Set task:
Search the records below for the word "Atrazine". Pull out each line that has it.

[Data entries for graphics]
-------------------------
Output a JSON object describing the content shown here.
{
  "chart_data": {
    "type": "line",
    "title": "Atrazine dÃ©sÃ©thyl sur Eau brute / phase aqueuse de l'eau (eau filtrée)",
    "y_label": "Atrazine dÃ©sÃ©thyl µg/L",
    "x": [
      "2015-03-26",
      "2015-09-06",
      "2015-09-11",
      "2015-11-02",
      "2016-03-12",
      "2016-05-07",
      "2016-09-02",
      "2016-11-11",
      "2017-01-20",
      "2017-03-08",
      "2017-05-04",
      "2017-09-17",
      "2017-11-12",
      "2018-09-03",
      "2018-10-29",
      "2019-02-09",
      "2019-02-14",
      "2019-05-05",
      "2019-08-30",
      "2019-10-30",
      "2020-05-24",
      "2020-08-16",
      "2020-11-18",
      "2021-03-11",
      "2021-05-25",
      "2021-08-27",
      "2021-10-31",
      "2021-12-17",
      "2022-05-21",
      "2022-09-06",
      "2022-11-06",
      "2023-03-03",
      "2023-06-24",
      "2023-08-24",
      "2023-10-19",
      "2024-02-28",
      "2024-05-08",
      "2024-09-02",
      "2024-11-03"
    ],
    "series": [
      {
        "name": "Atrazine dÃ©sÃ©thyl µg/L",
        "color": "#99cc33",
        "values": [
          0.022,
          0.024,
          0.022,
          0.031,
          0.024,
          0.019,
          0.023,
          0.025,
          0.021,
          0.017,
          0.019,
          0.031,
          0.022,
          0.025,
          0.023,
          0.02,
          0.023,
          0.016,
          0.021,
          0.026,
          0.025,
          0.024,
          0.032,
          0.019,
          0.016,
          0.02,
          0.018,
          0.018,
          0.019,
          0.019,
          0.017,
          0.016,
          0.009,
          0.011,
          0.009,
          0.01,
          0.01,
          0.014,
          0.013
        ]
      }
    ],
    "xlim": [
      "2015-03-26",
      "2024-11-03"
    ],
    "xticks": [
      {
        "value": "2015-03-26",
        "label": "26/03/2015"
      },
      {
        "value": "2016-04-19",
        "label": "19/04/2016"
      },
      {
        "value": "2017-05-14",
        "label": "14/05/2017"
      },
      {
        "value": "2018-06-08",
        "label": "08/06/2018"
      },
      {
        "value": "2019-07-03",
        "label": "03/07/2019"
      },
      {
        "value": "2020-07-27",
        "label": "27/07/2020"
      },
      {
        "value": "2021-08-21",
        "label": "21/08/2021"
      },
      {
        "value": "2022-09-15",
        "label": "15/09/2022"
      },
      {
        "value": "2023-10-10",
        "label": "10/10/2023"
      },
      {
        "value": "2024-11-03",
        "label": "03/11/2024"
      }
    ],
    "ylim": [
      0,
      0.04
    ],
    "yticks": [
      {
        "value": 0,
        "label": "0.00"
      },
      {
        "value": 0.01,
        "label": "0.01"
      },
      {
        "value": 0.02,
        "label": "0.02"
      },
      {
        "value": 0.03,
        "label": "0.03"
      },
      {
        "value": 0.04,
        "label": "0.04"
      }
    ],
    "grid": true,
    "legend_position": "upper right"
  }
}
-------------------------
Written reply:
    "title": "Atrazine dÃ©sÃ©thyl sur Eau brute / phase aqueuse de l'eau (eau filtrée)",
    "y_label": "Atrazine dÃ©sÃ©thyl µg/L",
        "name": "Atrazine dÃ©sÃ©thyl µg/L",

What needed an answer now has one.